Goal:
Show all lines of the listing that hold the word "Enumerate".

Supplied material:
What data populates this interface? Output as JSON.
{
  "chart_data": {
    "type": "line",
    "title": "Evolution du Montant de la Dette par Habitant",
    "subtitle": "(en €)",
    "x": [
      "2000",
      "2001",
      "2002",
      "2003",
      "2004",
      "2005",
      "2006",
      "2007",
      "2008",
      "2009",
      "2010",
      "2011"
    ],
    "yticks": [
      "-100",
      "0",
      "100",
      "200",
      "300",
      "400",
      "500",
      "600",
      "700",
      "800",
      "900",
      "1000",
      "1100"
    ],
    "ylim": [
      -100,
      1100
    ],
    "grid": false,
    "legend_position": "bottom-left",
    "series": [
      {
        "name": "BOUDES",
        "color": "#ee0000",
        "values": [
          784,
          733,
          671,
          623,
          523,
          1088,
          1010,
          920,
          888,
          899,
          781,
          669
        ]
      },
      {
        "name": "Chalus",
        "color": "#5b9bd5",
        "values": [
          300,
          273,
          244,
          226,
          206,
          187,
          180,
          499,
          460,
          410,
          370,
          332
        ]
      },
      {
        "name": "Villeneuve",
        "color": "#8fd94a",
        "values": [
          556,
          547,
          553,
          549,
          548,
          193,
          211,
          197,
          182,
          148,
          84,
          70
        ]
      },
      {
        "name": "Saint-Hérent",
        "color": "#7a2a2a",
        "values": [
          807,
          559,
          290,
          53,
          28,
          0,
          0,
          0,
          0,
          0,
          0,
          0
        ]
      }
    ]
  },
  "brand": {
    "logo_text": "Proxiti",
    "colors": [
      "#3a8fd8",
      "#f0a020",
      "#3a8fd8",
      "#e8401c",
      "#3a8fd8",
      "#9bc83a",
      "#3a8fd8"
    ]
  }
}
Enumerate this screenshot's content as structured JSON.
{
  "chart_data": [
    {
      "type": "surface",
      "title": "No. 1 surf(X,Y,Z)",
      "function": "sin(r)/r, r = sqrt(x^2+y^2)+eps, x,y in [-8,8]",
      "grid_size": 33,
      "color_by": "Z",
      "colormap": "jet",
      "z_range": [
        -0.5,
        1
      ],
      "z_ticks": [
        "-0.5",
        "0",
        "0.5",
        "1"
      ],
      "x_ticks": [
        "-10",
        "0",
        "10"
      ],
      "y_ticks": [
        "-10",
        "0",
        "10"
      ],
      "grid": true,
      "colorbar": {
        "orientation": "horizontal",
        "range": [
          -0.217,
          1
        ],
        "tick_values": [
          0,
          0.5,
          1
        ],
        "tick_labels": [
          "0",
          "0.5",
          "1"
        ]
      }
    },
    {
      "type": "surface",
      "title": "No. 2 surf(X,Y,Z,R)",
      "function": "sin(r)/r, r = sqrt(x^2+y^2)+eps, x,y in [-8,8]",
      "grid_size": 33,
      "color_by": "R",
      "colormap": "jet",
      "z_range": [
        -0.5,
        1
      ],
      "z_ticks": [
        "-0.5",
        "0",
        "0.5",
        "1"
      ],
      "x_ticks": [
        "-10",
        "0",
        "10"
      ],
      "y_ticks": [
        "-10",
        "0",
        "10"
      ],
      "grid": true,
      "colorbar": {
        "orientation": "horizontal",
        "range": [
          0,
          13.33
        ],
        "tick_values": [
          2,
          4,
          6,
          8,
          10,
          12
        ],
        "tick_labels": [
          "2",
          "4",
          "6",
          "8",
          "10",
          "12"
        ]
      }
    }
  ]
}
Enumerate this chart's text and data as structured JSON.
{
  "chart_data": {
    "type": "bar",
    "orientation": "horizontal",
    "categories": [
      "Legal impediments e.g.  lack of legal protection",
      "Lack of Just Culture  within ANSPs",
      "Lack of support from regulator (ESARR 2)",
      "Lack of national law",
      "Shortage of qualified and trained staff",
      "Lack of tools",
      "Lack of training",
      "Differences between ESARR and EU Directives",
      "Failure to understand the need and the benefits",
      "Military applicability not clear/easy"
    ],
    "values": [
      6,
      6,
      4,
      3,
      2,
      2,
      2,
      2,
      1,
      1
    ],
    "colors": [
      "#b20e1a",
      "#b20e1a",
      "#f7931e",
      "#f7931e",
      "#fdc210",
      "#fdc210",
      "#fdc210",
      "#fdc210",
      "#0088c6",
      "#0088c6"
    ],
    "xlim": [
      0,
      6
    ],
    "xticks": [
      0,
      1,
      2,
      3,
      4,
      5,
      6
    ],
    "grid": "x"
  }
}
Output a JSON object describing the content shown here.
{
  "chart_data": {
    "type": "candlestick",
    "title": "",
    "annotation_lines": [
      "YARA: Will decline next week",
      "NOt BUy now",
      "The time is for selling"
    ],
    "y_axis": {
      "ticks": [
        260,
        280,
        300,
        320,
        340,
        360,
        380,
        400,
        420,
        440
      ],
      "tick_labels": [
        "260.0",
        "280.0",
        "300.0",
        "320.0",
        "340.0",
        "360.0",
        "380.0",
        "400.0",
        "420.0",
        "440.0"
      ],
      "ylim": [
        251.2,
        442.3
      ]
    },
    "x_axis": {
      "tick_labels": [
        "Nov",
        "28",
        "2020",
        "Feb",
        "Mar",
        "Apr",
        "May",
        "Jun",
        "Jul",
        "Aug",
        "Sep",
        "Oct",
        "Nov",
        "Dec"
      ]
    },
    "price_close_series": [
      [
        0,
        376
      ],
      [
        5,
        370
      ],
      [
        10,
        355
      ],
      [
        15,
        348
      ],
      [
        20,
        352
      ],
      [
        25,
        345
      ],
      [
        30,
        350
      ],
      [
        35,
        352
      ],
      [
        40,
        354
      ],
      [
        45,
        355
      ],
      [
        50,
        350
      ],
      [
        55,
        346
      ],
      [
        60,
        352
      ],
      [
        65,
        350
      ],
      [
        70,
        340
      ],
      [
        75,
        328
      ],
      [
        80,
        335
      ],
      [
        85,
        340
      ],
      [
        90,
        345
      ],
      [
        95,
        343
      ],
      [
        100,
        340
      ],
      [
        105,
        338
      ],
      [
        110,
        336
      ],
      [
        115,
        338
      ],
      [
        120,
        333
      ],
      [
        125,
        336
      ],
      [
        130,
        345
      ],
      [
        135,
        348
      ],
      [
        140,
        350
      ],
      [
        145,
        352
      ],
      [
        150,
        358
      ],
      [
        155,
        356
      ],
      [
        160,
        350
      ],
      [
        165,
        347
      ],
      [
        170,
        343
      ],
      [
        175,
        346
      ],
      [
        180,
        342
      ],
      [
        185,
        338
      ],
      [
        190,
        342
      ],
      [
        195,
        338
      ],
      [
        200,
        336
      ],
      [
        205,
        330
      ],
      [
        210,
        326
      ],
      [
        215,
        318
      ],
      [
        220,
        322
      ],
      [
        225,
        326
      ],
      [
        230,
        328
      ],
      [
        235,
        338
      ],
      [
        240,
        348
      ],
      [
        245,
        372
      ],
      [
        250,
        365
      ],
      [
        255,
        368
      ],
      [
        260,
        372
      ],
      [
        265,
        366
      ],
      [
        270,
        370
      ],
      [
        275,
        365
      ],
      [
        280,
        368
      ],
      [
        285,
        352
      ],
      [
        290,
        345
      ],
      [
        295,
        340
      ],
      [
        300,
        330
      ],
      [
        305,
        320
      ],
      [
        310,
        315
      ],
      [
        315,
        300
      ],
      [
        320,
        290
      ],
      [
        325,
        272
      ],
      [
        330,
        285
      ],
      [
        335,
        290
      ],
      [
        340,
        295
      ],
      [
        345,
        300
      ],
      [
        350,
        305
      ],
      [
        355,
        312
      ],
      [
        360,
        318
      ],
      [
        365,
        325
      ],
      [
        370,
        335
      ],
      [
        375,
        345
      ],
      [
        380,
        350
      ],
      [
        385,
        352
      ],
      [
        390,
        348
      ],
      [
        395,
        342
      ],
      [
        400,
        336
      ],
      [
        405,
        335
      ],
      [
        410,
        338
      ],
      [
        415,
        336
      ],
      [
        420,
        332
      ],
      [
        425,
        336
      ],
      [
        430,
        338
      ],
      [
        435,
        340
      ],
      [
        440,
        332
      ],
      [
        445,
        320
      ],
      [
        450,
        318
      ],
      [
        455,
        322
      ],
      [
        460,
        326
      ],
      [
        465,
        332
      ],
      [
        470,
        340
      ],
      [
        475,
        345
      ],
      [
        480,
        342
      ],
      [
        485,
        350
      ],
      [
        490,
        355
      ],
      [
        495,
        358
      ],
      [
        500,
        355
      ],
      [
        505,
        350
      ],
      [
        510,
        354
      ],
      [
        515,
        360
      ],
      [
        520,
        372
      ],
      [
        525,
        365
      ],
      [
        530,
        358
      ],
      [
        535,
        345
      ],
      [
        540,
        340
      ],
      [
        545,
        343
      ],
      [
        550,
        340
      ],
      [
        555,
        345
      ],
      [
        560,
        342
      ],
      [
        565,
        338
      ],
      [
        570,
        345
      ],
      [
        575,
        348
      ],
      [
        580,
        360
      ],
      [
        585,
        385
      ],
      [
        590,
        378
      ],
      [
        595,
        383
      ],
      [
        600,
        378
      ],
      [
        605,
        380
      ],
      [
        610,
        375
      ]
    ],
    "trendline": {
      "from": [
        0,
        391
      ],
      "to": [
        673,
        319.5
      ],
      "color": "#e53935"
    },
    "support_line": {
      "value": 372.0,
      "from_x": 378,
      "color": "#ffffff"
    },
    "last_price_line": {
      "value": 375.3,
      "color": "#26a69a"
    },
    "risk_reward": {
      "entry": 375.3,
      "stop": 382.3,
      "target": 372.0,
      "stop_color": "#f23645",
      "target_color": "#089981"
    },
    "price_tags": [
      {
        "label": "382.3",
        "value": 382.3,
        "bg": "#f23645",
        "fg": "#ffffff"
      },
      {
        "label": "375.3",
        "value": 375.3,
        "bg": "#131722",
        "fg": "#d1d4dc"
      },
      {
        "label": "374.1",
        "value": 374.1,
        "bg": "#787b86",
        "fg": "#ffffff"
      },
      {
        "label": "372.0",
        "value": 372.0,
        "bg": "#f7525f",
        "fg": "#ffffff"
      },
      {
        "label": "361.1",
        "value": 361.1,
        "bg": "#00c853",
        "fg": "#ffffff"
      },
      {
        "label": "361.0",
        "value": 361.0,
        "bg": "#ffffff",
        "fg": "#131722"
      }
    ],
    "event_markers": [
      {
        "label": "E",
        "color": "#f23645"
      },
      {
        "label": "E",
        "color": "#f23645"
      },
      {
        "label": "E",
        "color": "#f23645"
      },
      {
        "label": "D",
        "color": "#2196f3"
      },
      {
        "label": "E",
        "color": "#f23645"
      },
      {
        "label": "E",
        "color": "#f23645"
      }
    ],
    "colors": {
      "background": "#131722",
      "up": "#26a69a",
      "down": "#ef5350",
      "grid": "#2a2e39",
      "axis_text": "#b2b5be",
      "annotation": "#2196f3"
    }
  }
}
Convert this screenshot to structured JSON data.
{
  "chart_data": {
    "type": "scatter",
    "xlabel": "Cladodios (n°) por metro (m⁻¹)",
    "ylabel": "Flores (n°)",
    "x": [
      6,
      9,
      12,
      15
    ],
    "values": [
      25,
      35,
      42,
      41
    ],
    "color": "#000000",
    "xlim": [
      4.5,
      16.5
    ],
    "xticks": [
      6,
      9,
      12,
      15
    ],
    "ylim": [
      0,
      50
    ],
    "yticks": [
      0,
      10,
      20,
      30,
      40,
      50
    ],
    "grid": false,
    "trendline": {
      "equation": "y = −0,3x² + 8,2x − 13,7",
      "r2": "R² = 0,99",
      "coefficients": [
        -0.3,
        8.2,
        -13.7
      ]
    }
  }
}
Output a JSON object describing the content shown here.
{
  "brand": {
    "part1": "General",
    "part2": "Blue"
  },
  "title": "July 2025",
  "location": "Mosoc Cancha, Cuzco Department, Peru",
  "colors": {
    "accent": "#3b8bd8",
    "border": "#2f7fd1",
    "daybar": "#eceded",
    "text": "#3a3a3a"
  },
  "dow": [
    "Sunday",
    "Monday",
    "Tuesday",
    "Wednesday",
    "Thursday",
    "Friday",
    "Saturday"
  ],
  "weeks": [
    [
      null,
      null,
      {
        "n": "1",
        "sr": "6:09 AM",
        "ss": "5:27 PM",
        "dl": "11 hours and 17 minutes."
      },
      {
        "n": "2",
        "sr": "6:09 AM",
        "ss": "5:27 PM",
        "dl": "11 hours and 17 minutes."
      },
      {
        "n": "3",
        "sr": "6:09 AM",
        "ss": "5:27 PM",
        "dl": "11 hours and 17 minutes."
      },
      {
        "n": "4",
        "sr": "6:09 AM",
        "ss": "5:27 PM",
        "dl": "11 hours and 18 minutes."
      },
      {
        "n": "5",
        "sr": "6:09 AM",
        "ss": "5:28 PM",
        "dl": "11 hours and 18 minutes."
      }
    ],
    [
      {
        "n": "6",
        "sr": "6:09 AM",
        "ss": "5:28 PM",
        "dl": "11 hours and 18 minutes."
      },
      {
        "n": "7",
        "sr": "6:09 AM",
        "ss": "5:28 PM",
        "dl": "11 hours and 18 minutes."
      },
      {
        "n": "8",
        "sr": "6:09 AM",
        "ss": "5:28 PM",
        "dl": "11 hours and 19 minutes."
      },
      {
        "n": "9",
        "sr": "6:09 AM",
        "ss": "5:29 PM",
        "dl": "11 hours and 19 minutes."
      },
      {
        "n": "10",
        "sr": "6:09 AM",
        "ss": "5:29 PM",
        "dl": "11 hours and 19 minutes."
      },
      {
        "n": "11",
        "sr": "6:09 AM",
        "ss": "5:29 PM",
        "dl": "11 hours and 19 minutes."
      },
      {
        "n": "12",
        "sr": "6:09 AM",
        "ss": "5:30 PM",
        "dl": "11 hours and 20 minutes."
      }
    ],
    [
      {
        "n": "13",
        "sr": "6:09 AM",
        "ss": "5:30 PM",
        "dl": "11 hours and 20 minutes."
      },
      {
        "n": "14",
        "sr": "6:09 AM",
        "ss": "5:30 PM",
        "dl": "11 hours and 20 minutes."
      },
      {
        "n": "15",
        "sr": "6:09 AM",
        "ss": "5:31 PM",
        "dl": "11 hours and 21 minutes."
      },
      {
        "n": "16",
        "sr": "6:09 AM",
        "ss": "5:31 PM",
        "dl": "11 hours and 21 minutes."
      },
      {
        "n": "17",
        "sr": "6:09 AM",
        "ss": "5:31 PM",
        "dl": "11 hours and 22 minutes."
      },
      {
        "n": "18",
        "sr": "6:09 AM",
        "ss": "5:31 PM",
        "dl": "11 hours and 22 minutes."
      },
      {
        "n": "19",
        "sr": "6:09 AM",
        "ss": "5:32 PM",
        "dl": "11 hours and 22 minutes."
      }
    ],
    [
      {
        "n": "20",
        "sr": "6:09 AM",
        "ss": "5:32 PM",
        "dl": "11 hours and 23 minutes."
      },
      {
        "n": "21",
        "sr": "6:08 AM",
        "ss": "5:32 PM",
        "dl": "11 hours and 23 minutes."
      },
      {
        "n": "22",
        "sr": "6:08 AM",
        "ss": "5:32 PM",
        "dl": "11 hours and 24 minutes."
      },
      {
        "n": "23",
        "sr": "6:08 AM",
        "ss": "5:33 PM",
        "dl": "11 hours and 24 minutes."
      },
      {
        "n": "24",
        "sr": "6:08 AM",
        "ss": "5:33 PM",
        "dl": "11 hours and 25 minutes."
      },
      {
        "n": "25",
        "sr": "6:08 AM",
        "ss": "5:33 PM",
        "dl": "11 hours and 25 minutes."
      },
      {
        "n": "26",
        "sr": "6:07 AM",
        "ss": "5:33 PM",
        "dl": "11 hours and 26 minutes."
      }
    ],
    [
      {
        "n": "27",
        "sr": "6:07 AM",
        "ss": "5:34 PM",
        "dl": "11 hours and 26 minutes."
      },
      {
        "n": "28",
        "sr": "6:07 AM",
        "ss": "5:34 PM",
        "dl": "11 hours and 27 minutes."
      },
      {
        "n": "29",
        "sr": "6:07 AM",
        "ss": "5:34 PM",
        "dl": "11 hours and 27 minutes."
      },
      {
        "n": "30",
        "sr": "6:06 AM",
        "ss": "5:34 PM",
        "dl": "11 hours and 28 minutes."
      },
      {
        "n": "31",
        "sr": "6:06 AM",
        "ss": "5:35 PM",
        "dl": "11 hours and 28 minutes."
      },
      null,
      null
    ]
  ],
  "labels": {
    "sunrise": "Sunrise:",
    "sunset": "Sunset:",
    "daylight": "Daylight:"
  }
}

Reply:
Enumerate this screenshot's content as structured JSON.
Enumerate this chart's text and data as structured JSON.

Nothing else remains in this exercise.